### DIRECTIONS
Which lines hold the word "AI获客"? Copy each of them.

### DATA TO PROCESS
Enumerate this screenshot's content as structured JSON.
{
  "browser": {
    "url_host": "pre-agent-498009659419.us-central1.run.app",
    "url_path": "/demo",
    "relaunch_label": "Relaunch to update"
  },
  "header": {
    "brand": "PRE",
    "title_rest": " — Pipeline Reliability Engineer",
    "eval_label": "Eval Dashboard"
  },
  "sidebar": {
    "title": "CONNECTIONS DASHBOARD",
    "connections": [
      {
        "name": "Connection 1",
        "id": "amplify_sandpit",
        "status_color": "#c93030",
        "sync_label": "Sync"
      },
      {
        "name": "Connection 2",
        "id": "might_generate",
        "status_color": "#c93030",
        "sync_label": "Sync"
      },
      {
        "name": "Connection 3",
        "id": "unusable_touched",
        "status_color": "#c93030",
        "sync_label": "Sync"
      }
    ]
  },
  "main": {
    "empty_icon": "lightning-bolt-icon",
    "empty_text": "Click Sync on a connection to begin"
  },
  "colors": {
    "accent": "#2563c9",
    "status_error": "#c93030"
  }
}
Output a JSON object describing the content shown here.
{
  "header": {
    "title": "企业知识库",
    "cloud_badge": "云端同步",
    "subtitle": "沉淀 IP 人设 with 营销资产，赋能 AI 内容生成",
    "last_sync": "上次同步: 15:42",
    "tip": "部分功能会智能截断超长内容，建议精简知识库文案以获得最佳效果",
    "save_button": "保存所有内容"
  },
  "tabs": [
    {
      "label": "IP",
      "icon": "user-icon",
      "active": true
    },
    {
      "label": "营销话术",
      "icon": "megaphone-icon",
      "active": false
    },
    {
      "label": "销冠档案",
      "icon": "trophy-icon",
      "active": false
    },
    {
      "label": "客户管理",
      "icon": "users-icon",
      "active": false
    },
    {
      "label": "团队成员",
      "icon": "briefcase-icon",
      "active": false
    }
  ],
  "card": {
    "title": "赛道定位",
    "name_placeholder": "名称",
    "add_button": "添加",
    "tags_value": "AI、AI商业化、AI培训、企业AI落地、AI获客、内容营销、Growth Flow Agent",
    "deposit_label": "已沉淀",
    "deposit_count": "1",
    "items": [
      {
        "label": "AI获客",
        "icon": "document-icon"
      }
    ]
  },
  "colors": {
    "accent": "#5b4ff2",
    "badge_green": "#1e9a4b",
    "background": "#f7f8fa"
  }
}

### OUTPUT BELOW
    "tags_value": "AI、AI商业化、AI培训、企业AI落地、AI获客、内容营销、Growth Flow Agent",
        "label": "AI获客",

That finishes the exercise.